** INSTRUCTION **
Rewrite the records below with "value-cell" swapped for "data-cell" wherever it occurs, leaving every other character untouched.

[Raw records]
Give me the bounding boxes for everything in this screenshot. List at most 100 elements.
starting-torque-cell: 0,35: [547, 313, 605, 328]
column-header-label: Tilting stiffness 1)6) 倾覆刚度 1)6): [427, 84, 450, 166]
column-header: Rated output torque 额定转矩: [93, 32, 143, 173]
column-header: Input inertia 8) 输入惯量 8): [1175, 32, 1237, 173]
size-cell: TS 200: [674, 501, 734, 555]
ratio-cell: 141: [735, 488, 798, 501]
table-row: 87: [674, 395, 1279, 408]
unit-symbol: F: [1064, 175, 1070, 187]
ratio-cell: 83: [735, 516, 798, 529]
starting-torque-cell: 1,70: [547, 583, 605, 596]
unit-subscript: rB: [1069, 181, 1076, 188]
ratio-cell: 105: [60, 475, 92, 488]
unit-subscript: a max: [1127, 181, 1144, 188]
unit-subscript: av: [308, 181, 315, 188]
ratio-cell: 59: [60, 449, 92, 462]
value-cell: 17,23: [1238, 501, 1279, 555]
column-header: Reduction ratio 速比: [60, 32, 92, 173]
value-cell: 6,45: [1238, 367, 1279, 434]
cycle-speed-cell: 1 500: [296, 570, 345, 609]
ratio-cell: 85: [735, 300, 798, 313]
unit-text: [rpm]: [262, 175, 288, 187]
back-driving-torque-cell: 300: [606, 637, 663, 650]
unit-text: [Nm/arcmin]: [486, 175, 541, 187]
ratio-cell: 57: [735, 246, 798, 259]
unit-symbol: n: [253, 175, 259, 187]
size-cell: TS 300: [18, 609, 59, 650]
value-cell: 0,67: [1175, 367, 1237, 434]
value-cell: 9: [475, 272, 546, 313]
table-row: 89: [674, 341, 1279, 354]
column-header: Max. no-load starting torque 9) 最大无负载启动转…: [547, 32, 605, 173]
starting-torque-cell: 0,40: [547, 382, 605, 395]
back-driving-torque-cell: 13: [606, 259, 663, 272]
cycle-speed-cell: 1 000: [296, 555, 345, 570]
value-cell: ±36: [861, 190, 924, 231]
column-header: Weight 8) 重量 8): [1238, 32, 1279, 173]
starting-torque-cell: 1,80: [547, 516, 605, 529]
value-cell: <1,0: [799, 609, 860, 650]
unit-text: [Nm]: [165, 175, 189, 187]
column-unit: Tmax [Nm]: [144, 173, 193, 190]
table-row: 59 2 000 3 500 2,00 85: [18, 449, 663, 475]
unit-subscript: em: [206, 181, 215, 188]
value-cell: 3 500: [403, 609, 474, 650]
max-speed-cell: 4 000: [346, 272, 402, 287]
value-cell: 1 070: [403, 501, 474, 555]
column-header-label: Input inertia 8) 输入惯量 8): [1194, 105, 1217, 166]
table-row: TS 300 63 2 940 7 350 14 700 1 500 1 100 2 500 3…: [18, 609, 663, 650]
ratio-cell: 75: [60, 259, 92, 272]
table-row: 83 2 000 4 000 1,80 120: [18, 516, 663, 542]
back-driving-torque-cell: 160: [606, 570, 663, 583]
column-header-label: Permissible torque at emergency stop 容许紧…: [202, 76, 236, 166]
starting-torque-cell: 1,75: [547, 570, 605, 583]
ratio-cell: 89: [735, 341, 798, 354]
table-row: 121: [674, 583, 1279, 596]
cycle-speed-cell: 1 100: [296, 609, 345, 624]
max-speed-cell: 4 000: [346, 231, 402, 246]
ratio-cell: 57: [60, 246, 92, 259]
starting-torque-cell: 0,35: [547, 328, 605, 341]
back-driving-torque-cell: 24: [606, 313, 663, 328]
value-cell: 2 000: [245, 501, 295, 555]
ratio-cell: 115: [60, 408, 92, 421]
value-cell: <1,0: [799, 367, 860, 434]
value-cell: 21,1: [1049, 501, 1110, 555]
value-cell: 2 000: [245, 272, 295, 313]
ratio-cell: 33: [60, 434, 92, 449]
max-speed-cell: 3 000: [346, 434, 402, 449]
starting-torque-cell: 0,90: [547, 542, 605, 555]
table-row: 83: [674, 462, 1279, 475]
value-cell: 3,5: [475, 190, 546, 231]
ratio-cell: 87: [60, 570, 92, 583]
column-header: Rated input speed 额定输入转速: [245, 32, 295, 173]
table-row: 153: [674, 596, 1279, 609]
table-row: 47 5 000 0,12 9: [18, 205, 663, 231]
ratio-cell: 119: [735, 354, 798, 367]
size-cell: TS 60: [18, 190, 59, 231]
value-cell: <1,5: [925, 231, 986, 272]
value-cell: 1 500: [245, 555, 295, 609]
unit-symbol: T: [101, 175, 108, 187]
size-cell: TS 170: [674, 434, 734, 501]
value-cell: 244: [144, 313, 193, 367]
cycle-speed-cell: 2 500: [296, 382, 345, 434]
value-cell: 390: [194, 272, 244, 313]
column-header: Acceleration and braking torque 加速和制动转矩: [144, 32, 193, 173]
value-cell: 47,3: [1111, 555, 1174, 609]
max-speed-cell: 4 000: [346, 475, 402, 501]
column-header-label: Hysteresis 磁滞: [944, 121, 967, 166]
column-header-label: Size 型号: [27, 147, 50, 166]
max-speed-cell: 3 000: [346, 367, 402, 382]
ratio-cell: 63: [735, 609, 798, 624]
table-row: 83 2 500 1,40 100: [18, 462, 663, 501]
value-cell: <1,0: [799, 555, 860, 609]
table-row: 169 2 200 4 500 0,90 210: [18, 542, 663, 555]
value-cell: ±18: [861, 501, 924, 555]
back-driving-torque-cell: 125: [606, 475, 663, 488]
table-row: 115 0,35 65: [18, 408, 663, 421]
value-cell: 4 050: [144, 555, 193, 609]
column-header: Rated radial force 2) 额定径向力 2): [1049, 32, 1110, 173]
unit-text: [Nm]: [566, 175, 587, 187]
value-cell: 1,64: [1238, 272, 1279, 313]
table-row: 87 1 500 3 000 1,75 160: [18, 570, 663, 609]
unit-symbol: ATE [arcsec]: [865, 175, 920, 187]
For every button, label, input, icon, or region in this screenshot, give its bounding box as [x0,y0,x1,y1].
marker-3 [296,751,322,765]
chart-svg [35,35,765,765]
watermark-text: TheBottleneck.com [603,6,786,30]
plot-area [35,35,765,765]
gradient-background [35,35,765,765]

** WRITTEN SOLUTION **
Give me the bounding boxes for everything in this screenshot. List at most 100 elements.
starting-torque-cell: 0,35: [547, 313, 605, 328]
column-header-label: Tilting stiffness 1)6) 倾覆刚度 1)6): [427, 84, 450, 166]
column-header: Rated output torque 额定转矩: [93, 32, 143, 173]
column-header: Input inertia 8) 输入惯量 8): [1175, 32, 1237, 173]
size-cell: TS 200: [674, 501, 734, 555]
ratio-cell: 141: [735, 488, 798, 501]
table-row: 87: [674, 395, 1279, 408]
unit-symbol: F: [1064, 175, 1070, 187]
ratio-cell: 83: [735, 516, 798, 529]
starting-torque-cell: 1,70: [547, 583, 605, 596]
unit-subscript: rB: [1069, 181, 1076, 188]
ratio-cell: 105: [60, 475, 92, 488]
unit-subscript: a max: [1127, 181, 1144, 188]
unit-subscript: av: [308, 181, 315, 188]
ratio-cell: 59: [60, 449, 92, 462]
data-cell: 17,23: [1238, 501, 1279, 555]
column-header: Reduction ratio 速比: [60, 32, 92, 173]
data-cell: 6,45: [1238, 367, 1279, 434]
cycle-speed-cell: 1 500: [296, 570, 345, 609]
ratio-cell: 85: [735, 300, 798, 313]
unit-text: [rpm]: [262, 175, 288, 187]
back-driving-torque-cell: 300: [606, 637, 663, 650]
unit-text: [Nm/arcmin]: [486, 175, 541, 187]
ratio-cell: 57: [735, 246, 798, 259]
unit-symbol: n: [253, 175, 259, 187]
size-cell: TS 300: [18, 609, 59, 650]
data-cell: 0,67: [1175, 367, 1237, 434]
data-cell: 9: [475, 272, 546, 313]
table-row: 89: [674, 341, 1279, 354]
column-header: Max. no-load starting torque 9) 最大无负载启动转…: [547, 32, 605, 173]
starting-torque-cell: 0,40: [547, 382, 605, 395]
back-driving-torque-cell: 13: [606, 259, 663, 272]
cycle-speed-cell: 1 000: [296, 555, 345, 570]
data-cell: ±36: [861, 190, 924, 231]
column-header: Weight 8) 重量 8): [1238, 32, 1279, 173]
starting-torque-cell: 1,80: [547, 516, 605, 529]
data-cell: <1,0: [799, 609, 860, 650]
unit-text: [Nm]: [165, 175, 189, 187]
column-unit: Tmax [Nm]: [144, 173, 193, 190]
table-row: 59 2 000 3 500 2,00 85: [18, 449, 663, 475]
unit-subscript: em: [206, 181, 215, 188]
data-cell: 3 500: [403, 609, 474, 650]
max-speed-cell: 4 000: [346, 272, 402, 287]
data-cell: 1 070: [403, 501, 474, 555]
column-header-label: Input inertia 8) 输入惯量 8): [1194, 105, 1217, 166]
table-row: TS 300 63 2 940 7 350 14 700 1 500 1 100 2 500 3…: [18, 609, 663, 650]
ratio-cell: 75: [60, 259, 92, 272]
table-row: 83 2 000 4 000 1,80 120: [18, 516, 663, 542]
back-driving-torque-cell: 160: [606, 570, 663, 583]
column-header-label: Permissible torque at emergency stop 容许紧…: [202, 76, 236, 166]
starting-torque-cell: 1,75: [547, 570, 605, 583]
ratio-cell: 89: [735, 341, 798, 354]
table-row: 121: [674, 583, 1279, 596]
cycle-speed-cell: 1 100: [296, 609, 345, 624]
max-speed-cell: 4 000: [346, 231, 402, 246]
ratio-cell: 57: [60, 246, 92, 259]
starting-torque-cell: 0,35: [547, 328, 605, 341]
back-driving-torque-cell: 24: [606, 313, 663, 328]
data-cell: 2 000: [245, 501, 295, 555]
ratio-cell: 115: [60, 408, 92, 421]
data-cell: <1,0: [799, 367, 860, 434]
data-cell: 21,1: [1049, 501, 1110, 555]
data-cell: 2 000: [245, 272, 295, 313]
ratio-cell: 33: [60, 434, 92, 449]
max-speed-cell: 3 000: [346, 434, 402, 449]
starting-torque-cell: 0,90: [547, 542, 605, 555]
table-row: 83: [674, 462, 1279, 475]
data-cell: 3,5: [475, 190, 546, 231]
ratio-cell: 87: [60, 570, 92, 583]
column-header: Rated input speed 额定输入转速: [245, 32, 295, 173]
table-row: 153: [674, 596, 1279, 609]
table-row: 47 5 000 0,12 9: [18, 205, 663, 231]
ratio-cell: 119: [735, 354, 798, 367]
size-cell: TS 60: [18, 190, 59, 231]
data-cell: <1,5: [925, 231, 986, 272]
data-cell: 1 500: [245, 555, 295, 609]
unit-symbol: T: [101, 175, 108, 187]
size-cell: TS 170: [674, 434, 734, 501]
data-cell: 244: [144, 313, 193, 367]
cycle-speed-cell: 2 500: [296, 382, 345, 434]
data-cell: 390: [194, 272, 244, 313]
column-header: Acceleration and braking torque 加速和制动转矩: [144, 32, 193, 173]
data-cell: 47,3: [1111, 555, 1174, 609]
max-speed-cell: 4 000: [346, 475, 402, 501]
column-header-label: Hysteresis 磁滞: [944, 121, 967, 166]
column-header-label: Size 型号: [27, 147, 50, 166]
max-speed-cell: 3 000: [346, 367, 402, 382]
ratio-cell: 63: [735, 609, 798, 624]
table-row: 83 2 500 1,40 100: [18, 462, 663, 501]
data-cell: <1,0: [799, 555, 860, 609]
table-row: 169 2 200 4 500 0,90 210: [18, 542, 663, 555]
data-cell: ±18: [861, 501, 924, 555]
back-driving-torque-cell: 125: [606, 475, 663, 488]
table-row: 115 0,35 65: [18, 408, 663, 421]
data-cell: 4 050: [144, 555, 193, 609]
column-header: Rated radial force 2) 额定径向力 2): [1049, 32, 1110, 173]
unit-text: [Nm]: [566, 175, 587, 187]
data-cell: 1,64: [1238, 272, 1279, 313]
table-row: 87 1 500 3 000 1,75 160: [18, 570, 663, 609]
unit-symbol: ATE [arcsec]: [865, 175, 920, 187]
For every button, label, input, icon, or region in this screenshot, give its bounding box as [x0,y0,x1,y1].
marker-3 [296,751,322,765]
chart-svg [35,35,765,765]
watermark-text: TheBottleneck.com [603,6,786,30]
plot-area [35,35,765,765]
gradient-background [35,35,765,765]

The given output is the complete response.